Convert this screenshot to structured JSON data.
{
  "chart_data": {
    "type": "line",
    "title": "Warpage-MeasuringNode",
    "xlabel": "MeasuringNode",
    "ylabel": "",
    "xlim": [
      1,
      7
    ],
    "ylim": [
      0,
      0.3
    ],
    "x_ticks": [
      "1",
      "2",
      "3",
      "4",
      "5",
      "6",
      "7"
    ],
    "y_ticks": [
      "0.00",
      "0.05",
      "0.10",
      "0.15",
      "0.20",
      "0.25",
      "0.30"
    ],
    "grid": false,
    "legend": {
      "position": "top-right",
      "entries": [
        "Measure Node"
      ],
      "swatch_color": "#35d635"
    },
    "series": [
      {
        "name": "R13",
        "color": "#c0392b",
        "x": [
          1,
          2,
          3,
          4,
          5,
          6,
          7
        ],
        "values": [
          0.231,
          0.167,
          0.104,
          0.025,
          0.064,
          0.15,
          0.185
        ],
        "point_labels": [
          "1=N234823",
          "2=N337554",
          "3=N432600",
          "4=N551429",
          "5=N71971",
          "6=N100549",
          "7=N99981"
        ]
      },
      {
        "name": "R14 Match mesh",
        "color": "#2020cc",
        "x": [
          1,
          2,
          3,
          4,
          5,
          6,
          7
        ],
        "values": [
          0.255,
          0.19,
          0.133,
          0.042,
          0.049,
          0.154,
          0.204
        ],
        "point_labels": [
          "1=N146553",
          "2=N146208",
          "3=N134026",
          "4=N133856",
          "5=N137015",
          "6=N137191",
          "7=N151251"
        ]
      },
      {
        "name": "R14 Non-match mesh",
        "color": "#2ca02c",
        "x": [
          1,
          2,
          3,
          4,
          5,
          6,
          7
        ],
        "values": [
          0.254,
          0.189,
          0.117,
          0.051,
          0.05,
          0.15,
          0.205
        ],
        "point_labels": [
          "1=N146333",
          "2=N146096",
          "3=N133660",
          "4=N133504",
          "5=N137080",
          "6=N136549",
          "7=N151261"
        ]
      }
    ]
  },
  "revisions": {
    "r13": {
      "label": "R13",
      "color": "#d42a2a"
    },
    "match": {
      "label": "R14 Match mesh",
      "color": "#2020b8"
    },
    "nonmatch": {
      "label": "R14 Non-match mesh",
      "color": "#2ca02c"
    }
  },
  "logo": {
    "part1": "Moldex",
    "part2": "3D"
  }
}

## EXERCISE INSTRUCTIONS
All of the data needs to be printed once more, exactly.

## ANSWER TO THIS PROBLEM
Convert this screenshot to structured JSON data.
{
  "chart_data": {
    "type": "line",
    "title": "Warpage-MeasuringNode",
    "xlabel": "MeasuringNode",
    "ylabel": "",
    "xlim": [
      1,
      7
    ],
    "ylim": [
      0,
      0.3
    ],
    "x_ticks": [
      "1",
      "2",
      "3",
      "4",
      "5",
      "6",
      "7"
    ],
    "y_ticks": [
      "0.00",
      "0.05",
      "0.10",
      "0.15",
      "0.20",
      "0.25",
      "0.30"
    ],
    "grid": false,
    "legend": {
      "position": "top-right",
      "entries": [
        "Measure Node"
      ],
      "swatch_color": "#35d635"
    },
    "series": [
      {
        "name": "R13",
        "color": "#c0392b",
        "x": [
          1,
          2,
          3,
          4,
          5,
          6,
          7
        ],
        "values": [
          0.231,
          0.167,
          0.104,
          0.025,
          0.064,
          0.15,
          0.185
        ],
        "point_labels": [
          "1=N234823",
          "2=N337554",
          "3=N432600",
          "4=N551429",
          "5=N71971",
          "6=N100549",
          "7=N99981"
        ]
      },
      {
        "name": "R14 Match mesh",
        "color": "#2020cc",
        "x": [
          1,
          2,
          3,
          4,
          5,
          6,
          7
        ],
        "values": [
          0.255,
          0.19,
          0.133,
          0.042,
          0.049,
          0.154,
          0.204
        ],
        "point_labels": [
          "1=N146553",
          "2=N146208",
          "3=N134026",
          "4=N133856",
          "5=N137015",
          "6=N137191",
          "7=N151251"
        ]
      },
      {
        "name": "R14 Non-match mesh",
        "color": "#2ca02c",
        "x": [
          1,
          2,
          3,
          4,
          5,
          6,
          7
        ],
        "values": [
          0.254,
          0.189,
          0.117,
          0.051,
          0.05,
          0.15,
          0.205
        ],
        "point_labels": [
          "1=N146333",
          "2=N146096",
          "3=N133660",
          "4=N133504",
          "5=N137080",
          "6=N136549",
          "7=N151261"
        ]
      }
    ]
  },
  "revisions": {
    "r13": {
      "label": "R13",
      "color": "#d42a2a"
    },
    "match": {
      "label": "R14 Match mesh",
      "color": "#2020b8"
    },
    "nonmatch": {
      "label": "R14 Non-match mesh",
      "color": "#2ca02c"
    }
  },
  "logo": {
    "part1": "Moldex",
    "part2": "3D"
  }
}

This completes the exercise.